*Aim of the task*:
Scan the material for the word "JSON", and copy each line where it shows up.

*Records to process*:
>> Start

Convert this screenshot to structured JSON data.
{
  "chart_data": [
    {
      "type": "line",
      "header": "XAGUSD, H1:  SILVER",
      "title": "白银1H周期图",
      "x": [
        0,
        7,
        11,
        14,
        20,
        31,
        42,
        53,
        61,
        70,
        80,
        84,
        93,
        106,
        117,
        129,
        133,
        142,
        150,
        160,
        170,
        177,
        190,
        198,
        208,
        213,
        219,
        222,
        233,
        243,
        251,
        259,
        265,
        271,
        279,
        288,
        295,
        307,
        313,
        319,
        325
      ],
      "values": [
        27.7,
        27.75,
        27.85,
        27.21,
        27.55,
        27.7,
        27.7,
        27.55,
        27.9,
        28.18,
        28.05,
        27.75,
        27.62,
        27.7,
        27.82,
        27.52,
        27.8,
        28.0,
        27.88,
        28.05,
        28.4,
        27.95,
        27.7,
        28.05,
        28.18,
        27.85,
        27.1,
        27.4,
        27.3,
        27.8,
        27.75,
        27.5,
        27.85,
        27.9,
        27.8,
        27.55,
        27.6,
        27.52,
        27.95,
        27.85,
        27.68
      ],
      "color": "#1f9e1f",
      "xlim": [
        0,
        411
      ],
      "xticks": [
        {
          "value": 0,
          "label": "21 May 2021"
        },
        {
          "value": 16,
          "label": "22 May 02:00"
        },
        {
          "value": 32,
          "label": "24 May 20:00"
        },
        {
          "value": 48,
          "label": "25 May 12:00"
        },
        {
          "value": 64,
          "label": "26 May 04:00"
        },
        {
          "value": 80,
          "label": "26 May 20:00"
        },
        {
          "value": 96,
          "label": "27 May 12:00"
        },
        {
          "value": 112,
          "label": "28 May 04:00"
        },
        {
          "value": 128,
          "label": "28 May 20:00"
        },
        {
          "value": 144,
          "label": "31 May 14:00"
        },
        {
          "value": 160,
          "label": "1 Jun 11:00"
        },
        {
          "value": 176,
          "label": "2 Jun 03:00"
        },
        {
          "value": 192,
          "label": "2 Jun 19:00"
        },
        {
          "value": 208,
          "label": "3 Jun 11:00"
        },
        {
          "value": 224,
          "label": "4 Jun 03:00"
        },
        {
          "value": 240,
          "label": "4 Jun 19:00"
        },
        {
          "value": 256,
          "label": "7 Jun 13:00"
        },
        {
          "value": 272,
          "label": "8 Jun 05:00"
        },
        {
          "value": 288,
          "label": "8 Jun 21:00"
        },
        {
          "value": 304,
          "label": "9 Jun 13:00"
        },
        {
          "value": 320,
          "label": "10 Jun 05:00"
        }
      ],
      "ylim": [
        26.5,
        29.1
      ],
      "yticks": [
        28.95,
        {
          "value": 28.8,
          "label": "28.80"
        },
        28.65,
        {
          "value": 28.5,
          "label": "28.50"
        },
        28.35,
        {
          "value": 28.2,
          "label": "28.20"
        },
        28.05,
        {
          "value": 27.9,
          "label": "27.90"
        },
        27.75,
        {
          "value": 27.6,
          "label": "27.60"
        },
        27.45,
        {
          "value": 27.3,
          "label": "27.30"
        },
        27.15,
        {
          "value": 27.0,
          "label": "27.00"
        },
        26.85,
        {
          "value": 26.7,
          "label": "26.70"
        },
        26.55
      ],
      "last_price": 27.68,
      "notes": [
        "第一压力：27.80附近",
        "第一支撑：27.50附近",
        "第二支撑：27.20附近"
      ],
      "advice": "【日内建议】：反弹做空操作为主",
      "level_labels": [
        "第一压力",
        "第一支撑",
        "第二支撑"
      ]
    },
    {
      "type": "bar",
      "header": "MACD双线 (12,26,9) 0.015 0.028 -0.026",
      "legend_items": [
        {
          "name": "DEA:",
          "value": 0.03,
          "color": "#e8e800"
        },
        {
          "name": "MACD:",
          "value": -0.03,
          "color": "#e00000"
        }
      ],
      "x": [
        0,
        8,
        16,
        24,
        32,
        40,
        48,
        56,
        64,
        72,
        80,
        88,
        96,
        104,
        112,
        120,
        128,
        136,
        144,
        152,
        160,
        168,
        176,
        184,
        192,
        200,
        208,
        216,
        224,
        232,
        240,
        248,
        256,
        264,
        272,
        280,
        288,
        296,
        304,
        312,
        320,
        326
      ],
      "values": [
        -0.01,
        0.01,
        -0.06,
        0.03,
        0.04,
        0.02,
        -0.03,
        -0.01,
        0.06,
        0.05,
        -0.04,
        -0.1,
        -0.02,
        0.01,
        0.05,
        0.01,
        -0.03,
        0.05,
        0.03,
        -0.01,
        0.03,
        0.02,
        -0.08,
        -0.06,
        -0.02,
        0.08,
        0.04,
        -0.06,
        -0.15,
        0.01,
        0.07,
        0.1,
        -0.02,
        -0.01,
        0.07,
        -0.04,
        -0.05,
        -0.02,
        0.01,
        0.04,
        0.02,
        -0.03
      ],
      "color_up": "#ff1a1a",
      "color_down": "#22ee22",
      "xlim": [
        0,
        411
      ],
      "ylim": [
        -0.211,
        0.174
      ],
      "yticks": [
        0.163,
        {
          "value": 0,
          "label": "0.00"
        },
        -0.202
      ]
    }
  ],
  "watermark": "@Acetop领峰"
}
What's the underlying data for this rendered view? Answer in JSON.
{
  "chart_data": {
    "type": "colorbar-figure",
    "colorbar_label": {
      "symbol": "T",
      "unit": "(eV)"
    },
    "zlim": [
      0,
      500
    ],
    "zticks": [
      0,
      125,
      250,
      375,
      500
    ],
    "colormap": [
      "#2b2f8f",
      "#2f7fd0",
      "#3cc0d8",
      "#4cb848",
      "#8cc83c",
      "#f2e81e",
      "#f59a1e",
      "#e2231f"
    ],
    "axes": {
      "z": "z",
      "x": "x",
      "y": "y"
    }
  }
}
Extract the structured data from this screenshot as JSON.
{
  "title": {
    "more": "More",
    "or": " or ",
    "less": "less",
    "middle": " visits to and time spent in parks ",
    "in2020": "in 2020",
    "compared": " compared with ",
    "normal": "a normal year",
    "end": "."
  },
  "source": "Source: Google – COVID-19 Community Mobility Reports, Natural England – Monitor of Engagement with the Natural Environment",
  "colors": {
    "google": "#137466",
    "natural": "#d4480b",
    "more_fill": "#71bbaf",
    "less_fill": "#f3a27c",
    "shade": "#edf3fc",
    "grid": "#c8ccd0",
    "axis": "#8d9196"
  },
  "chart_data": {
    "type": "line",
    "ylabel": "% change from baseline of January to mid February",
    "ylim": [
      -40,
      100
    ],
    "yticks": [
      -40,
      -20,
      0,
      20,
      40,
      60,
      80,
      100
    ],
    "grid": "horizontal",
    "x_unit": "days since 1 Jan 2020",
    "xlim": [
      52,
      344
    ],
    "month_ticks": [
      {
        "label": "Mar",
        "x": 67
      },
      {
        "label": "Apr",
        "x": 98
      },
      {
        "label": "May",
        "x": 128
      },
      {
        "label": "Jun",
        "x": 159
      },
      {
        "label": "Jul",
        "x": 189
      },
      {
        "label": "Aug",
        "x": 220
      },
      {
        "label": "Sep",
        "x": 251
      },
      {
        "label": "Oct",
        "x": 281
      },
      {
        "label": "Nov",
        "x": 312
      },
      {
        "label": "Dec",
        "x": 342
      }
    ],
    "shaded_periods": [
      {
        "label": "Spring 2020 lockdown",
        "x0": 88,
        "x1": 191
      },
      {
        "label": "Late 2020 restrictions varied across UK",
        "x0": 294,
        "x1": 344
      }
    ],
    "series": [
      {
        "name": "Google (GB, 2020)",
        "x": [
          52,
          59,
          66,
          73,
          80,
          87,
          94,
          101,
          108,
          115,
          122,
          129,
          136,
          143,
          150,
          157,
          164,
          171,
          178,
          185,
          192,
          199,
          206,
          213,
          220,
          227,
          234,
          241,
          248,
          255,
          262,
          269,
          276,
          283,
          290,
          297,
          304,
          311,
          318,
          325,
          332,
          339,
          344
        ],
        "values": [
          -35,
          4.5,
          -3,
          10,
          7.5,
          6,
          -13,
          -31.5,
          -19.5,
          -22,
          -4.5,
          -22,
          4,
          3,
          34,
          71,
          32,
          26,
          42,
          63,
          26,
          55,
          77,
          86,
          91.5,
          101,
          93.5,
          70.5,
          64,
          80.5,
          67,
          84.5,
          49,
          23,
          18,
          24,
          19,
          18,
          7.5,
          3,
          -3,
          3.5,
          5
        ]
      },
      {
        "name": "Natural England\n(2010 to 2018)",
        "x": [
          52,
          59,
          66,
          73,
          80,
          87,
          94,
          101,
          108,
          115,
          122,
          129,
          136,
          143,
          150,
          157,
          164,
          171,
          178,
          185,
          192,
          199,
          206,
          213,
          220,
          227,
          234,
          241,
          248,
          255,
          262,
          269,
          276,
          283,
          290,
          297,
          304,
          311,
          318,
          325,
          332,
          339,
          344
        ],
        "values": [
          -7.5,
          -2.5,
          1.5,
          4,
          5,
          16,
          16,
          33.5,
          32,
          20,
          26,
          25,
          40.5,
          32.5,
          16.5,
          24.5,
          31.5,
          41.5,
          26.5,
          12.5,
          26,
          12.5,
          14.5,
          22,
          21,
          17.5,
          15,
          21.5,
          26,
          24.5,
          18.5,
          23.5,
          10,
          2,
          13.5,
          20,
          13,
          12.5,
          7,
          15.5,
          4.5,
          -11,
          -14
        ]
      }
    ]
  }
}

>> End

*Full output*:
Convert this screenshot to structured JSON data.
What's the underlying data for this rendered view? Answer in JSON.
Extract the structured data from this screenshot as JSON.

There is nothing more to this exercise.